### WHAT YOU SHOULD DO
Look below for the line that contains "Transcribe the text in this document.", then quote it and all the lines after it, exactly, with the pictures left out.

Dataset items:
------------------------------------
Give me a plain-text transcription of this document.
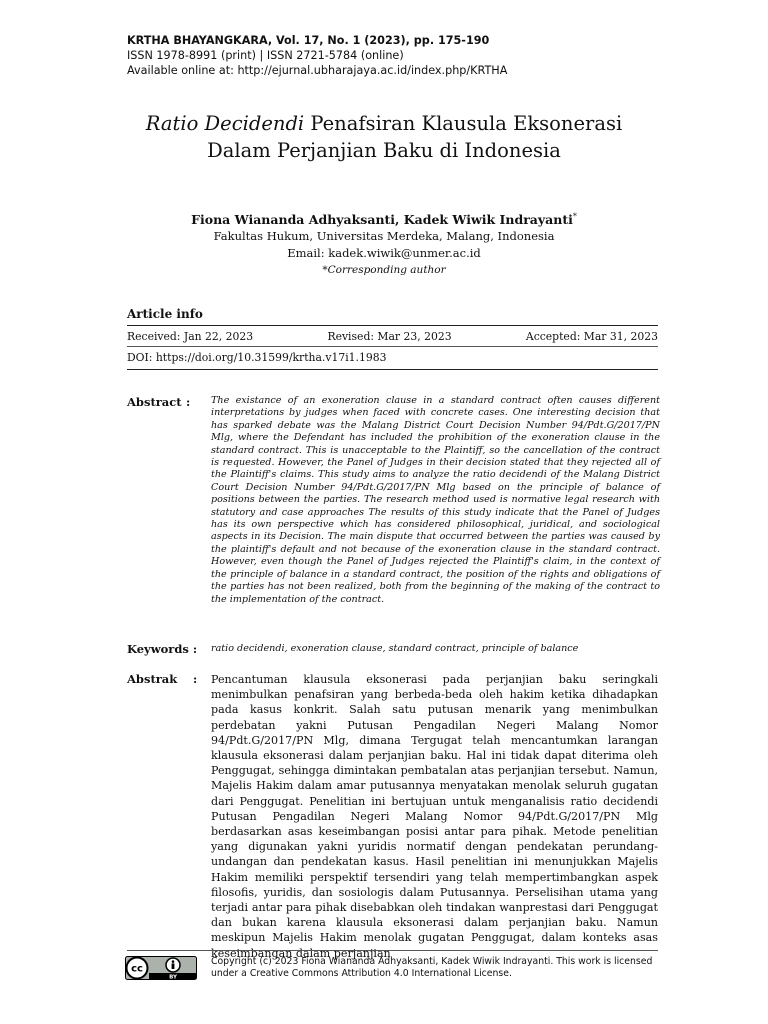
KRTHA BHAYANGKARA, Vol. 17, No. 1 (2023), pp. 175-190
ISSN 1978-8991 (print) | ISSN 2721-5784 (online)
Available online at: http://ejurnal.ubharajaya.ac.id/index.php/KRTHA
Ratio Decidendi Penafsiran Klausula Eksonerasi
Dalam Perjanjian Baku di Indonesia
Fiona Wiananda Adhyaksanti, Kadek Wiwik Indrayanti*
Fakultas Hukum, Universitas Merdeka, Malang, Indonesia
Email: kadek.wiwik@unmer.ac.id
*Corresponding author
Article info
Received: Jan 22, 2023	Revised: Mar 23, 2023	Accepted: Mar 31, 2023
DOI: https://doi.org/10.31599/krtha.v17i1.1983
Abstract : The existance of an exoneration clause in a standard contract often causes different interpretations by judges when faced with concrete cases. One interesting decision that has sparked debate was the Malang District Court Decision Number 94/Pdt.G/2017/PN Mlg, where the Defendant has included the prohibition of the exoneration clause in the standard contract. This is unacceptable to the Plaintiff, so the cancellation of the contract is requested. However, the Panel of Judges in their decision stated that they rejected all of the Plaintiff's claims. This study aims to analyze the ratio decidendi of the Malang District Court Decision Number 94/Pdt.G/2017/PN Mlg based on the principle of balance of positions between the parties. The research method used is normative legal research with statutory and case approaches The results of this study indicate that the Panel of Judges has its own perspective which has considered philosophical, juridical, and sociological aspects in its Decision. The main dispute that occurred between the parties was caused by the plaintiff's default and not because of the exoneration clause in the standard contract. However, even though the Panel of Judges rejected the Plaintiff's claim, in the context of the principle of balance in a standard contract, the position of the rights and obligations of the parties has not been realized, both from the beginning of the making of the contract to the implementation of the contract.
Keywords : ratio decidendi, exoneration clause, standard contract, principle of balance
Abstrak : Pencantuman klausula eksonerasi pada perjanjian baku seringkali menimbulkan penafsiran yang berbeda-beda oleh hakim ketika dihadapkan pada kasus konkrit. Salah satu putusan menarik yang menimbulkan perdebatan yakni Putusan Pengadilan Negeri Malang Nomor 94/Pdt.G/2017/PN Mlg, dimana Tergugat telah mencantumkan larangan klausula eksonerasi dalam perjanjian baku. Hal ini tidak dapat diterima oleh Penggugat, sehingga dimintakan pembatalan atas perjanjian tersebut. Namun, Majelis Hakim dalam amar putusannya menyatakan menolak seluruh gugatan dari Penggugat. Penelitian ini bertujuan untuk menganalisis ratio decidendi Putusan Pengadilan Negeri Malang Nomor 94/Pdt.G/2017/PN Mlg berdasarkan asas keseimbangan posisi antar para pihak. Metode penelitian yang digunakan yakni yuridis normatif dengan pendekatan perundang-undangan dan pendekatan kasus. Hasil penelitian ini menunjukkan Majelis Hakim memiliki perspektif tersendiri yang telah mempertimbangkan aspek filosofis, yuridis, dan sosiologis dalam Putusannya. Perselisihan utama yang terjadi antar para pihak disebabkan oleh tindakan wanprestasi dari Penggugat dan bukan karena klausula eksonerasi dalam perjanjian baku. Namun meskipun Majelis Hakim menolak gugatan Penggugat, dalam konteks asas keseimbangan dalam perjanjian
cc
BY
Copyright (c) 2023 Fiona Wiananda Adhyaksanti, Kadek Wiwik Indrayanti. This work is licensed under a Creative Commons Attribution 4.0 International License.
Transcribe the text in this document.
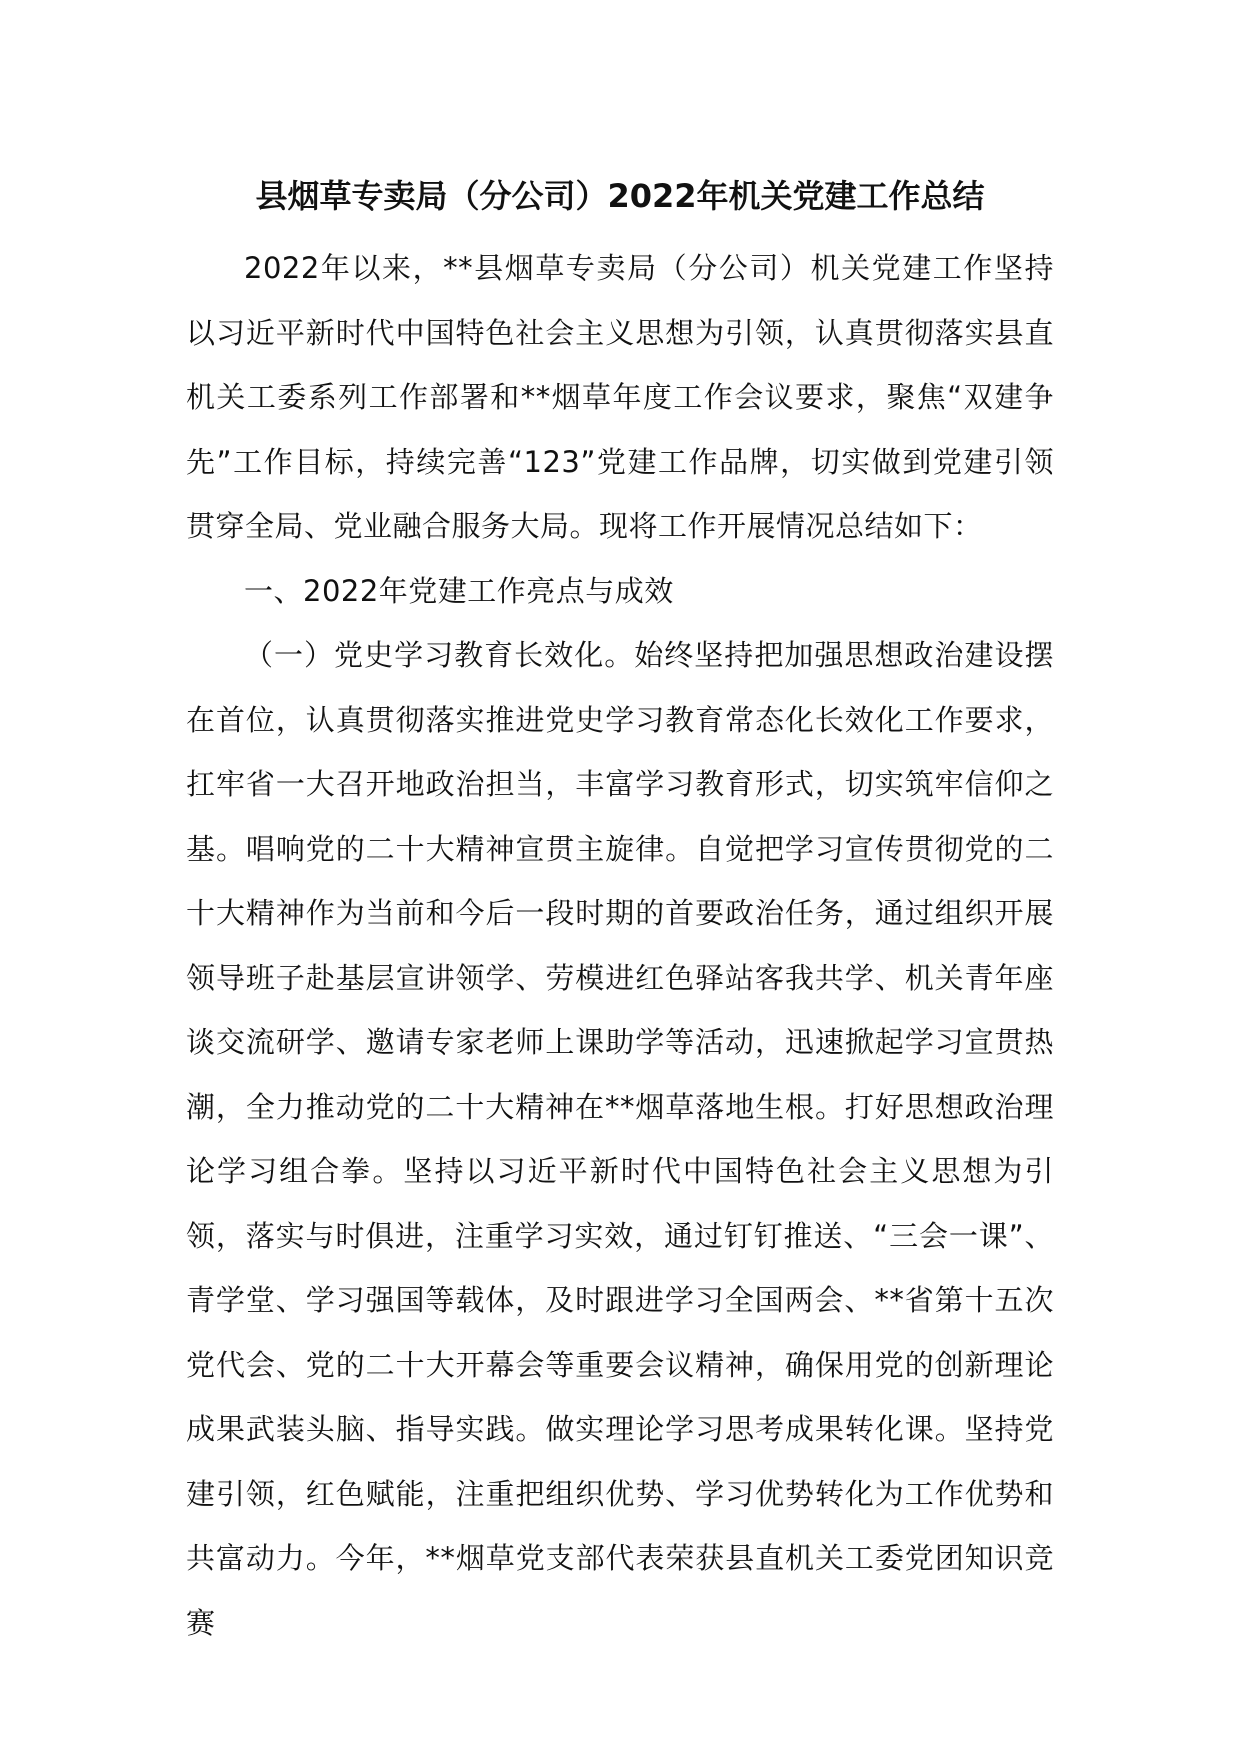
县烟草专卖局（分公司）2022年机关党建工作总结

2022年以来，**县烟草专卖局（分公司）机关党建工作坚持以习近平新时代中国特色社会主义思想为引领，认真贯彻落实县直机关工委系列工作部署和**烟草年度工作会议要求，聚焦“双建争先”工作目标，持续完善“123”党建工作品牌，切实做到党建引领贯穿全局、党业融合服务大局。现将工作开展情况总结如下：

一、2022年党建工作亮点与成效

（一）党史学习教育长效化。始终坚持把加强思想政治建设摆在首位，认真贯彻落实推进党史学习教育常态化长效化工作要求，扛牢省一大召开地政治担当，丰富学习教育形式，切实筑牢信仰之基。唱响党的二十大精神宣贯主旋律。自觉把学习宣传贯彻党的二十大精神作为当前和今后一段时期的首要政治任务，通过组织开展领导班子赴基层宣讲领学、劳模进红色驿站客我共学、机关青年座谈交流研学、邀请专家老师上课助学等活动，迅速掀起学习宣贯热潮，全力推动党的二十大精神在**烟草落地生根。打好思想政治理论学习组合拳。坚持以习近平新时代中国特色社会主义思想为引领，落实与时俱进，注重学习实效，通过钉钉推送、“三会一课”、青学堂、学习强国等载体，及时跟进学习全国两会、**省第十五次党代会、党的二十大开幕会等重要会议精神，确保用党的创新理论成果武装头脑、指导实践。做实理论学习思考成果转化课。坚持党建引领，红色赋能，注重把组织优势、学习优势转化为工作优势和共富动力。今年，**烟草党支部代表荣获县直机关工委党团知识竞赛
------------------------------------
### THE SOLUTION
Transcribe the text in this document.
县烟草专卖局（分公司）2022年机关党建工作总结

2022年以来，**县烟草专卖局（分公司）机关党建工作坚持以习近平新时代中国特色社会主义思想为引领，认真贯彻落实县直机关工委系列工作部署和**烟草年度工作会议要求，聚焦“双建争先”工作目标，持续完善“123”党建工作品牌，切实做到党建引领贯穿全局、党业融合服务大局。现将工作开展情况总结如下：

一、2022年党建工作亮点与成效

（一）党史学习教育长效化。始终坚持把加强思想政治建设摆在首位，认真贯彻落实推进党史学习教育常态化长效化工作要求，扛牢省一大召开地政治担当，丰富学习教育形式，切实筑牢信仰之基。唱响党的二十大精神宣贯主旋律。自觉把学习宣传贯彻党的二十大精神作为当前和今后一段时期的首要政治任务，通过组织开展领导班子赴基层宣讲领学、劳模进红色驿站客我共学、机关青年座谈交流研学、邀请专家老师上课助学等活动，迅速掀起学习宣贯热潮，全力推动党的二十大精神在**烟草落地生根。打好思想政治理论学习组合拳。坚持以习近平新时代中国特色社会主义思想为引领，落实与时俱进，注重学习实效，通过钉钉推送、“三会一课”、青学堂、学习强国等载体，及时跟进学习全国两会、**省第十五次党代会、党的二十大开幕会等重要会议精神，确保用党的创新理论成果武装头脑、指导实践。做实理论学习思考成果转化课。坚持党建引领，红色赋能，注重把组织优势、学习优势转化为工作优势和共富动力。今年，**烟草党支部代表荣获县直机关工委党团知识竞赛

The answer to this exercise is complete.